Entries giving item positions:
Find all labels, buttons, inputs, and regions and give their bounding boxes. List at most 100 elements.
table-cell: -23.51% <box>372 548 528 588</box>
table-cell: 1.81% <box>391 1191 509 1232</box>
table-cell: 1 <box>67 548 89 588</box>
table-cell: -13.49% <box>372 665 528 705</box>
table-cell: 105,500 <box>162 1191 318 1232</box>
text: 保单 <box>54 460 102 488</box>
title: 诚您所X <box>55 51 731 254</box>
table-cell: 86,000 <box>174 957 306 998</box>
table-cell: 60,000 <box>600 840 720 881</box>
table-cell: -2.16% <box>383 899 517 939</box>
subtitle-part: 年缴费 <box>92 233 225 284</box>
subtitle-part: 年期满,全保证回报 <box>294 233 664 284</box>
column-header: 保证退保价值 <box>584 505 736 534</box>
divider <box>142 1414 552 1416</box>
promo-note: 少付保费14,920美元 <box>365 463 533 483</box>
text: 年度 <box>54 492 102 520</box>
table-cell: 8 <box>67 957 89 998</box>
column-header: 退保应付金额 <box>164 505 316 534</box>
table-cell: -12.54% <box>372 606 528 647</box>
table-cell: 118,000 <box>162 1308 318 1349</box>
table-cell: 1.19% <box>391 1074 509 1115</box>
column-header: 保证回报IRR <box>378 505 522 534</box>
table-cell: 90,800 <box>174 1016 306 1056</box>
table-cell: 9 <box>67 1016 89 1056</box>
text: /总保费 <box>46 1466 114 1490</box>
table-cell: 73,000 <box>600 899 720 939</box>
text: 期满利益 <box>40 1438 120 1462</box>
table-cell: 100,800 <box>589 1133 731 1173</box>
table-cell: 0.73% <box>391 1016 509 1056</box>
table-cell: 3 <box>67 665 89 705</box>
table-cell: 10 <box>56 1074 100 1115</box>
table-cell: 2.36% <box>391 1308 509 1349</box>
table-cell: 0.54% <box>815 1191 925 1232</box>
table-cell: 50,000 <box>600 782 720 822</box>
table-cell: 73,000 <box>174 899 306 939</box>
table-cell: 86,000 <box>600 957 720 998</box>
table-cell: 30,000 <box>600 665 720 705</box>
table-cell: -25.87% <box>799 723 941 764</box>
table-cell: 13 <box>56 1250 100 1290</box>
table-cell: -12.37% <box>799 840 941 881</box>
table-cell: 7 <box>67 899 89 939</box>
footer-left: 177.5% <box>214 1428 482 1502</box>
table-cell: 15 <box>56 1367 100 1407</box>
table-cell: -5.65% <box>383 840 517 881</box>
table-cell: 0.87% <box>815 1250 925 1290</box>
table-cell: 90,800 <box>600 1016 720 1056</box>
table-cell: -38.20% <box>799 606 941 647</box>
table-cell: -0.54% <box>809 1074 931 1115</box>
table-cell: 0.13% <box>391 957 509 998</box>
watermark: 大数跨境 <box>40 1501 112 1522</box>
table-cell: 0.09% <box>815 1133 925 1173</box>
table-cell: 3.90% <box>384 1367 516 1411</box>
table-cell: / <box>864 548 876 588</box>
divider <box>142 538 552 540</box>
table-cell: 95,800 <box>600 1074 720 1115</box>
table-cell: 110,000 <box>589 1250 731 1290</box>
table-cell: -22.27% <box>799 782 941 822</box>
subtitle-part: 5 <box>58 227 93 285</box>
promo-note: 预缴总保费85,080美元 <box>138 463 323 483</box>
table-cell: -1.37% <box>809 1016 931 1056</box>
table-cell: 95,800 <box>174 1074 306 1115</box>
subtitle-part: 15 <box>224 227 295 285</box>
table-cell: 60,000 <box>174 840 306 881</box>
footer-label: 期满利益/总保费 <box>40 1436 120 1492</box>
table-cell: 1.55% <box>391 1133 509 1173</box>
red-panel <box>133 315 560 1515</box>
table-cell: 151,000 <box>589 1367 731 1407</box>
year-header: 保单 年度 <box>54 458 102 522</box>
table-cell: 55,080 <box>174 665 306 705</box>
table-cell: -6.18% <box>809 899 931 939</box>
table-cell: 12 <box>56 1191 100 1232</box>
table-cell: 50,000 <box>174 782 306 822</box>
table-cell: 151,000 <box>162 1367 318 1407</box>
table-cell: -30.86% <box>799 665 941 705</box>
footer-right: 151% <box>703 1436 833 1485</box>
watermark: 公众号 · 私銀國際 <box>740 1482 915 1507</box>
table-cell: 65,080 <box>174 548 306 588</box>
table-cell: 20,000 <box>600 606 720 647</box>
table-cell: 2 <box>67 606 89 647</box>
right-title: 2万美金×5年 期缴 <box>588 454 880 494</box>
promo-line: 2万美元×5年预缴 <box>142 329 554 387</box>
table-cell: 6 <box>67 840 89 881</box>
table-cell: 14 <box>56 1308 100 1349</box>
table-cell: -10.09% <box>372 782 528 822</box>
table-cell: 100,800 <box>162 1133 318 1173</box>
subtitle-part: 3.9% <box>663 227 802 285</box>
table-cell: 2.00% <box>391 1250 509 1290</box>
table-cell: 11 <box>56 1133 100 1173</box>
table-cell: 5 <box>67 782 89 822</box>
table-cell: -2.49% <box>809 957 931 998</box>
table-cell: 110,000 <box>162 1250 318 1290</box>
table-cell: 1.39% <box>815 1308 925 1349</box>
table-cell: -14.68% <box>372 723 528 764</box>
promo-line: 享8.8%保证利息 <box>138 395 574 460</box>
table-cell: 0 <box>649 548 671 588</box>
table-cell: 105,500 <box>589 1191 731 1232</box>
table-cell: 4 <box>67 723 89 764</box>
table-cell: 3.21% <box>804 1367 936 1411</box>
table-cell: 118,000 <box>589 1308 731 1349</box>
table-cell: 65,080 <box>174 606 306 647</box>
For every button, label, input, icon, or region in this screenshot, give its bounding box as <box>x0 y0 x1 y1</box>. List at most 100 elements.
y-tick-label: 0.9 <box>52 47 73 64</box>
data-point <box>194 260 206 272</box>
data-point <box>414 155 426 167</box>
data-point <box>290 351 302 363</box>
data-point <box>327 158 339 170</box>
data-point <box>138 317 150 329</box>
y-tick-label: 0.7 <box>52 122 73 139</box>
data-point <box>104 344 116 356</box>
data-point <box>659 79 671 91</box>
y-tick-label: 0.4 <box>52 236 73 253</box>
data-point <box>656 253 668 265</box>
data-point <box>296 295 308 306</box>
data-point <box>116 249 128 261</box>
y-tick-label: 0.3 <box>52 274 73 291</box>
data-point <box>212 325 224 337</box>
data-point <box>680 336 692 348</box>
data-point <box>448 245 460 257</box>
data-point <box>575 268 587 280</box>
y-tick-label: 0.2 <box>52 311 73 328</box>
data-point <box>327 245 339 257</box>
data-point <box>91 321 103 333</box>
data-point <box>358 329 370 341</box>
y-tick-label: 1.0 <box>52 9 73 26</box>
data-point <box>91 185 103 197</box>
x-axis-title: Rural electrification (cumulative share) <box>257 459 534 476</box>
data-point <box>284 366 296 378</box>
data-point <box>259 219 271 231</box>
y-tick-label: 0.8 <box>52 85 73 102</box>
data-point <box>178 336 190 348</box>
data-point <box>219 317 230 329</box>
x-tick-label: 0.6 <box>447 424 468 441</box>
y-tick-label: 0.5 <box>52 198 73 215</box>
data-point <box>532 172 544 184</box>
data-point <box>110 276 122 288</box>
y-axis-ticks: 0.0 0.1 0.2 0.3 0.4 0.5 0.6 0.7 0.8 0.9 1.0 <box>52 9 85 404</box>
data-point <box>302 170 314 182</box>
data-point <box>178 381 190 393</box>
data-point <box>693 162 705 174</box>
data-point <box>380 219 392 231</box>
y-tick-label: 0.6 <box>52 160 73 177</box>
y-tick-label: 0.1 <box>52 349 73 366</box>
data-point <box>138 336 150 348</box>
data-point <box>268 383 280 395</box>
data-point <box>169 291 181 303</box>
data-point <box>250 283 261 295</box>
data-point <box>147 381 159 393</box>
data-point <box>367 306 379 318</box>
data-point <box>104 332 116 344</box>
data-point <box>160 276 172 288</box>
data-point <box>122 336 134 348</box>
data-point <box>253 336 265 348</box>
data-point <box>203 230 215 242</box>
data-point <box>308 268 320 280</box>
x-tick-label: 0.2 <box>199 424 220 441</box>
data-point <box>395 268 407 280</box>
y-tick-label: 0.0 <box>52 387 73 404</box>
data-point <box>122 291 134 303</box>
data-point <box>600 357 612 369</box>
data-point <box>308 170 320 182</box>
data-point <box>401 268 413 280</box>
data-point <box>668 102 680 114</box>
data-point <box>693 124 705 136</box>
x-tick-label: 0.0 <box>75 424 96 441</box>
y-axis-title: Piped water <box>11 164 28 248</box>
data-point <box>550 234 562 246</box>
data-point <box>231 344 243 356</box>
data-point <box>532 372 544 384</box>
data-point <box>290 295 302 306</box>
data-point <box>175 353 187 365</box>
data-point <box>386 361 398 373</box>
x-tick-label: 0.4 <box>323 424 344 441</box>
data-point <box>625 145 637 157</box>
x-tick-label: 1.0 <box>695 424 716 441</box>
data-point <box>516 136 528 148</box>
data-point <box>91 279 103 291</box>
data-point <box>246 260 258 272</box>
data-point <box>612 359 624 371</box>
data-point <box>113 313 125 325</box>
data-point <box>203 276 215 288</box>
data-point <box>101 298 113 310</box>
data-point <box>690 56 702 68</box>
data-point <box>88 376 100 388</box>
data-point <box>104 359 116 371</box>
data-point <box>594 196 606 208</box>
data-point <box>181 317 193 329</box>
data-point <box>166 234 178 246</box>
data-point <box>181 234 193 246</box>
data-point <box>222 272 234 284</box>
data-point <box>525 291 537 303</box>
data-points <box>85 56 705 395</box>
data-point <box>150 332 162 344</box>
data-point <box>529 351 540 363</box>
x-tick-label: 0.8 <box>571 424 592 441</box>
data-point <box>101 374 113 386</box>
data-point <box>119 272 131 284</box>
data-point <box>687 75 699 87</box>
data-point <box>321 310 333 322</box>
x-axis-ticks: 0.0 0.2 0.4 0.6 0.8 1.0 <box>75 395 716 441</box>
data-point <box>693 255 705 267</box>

#### Task prompt:
Copy the listing word for word, from its first line up to and including the line with "title: 诚您所X <box>55 51 731 254</box>".

#### Output of the task:
Find all labels, buttons, inputs, and regions and give their bounding boxes. List at most 100 elements.
table-cell: -23.51% <box>372 548 528 588</box>
table-cell: 1.81% <box>391 1191 509 1232</box>
table-cell: 1 <box>67 548 89 588</box>
table-cell: -13.49% <box>372 665 528 705</box>
table-cell: 105,500 <box>162 1191 318 1232</box>
text: 保单 <box>54 460 102 488</box>
title: 诚您所X <box>55 51 731 254</box>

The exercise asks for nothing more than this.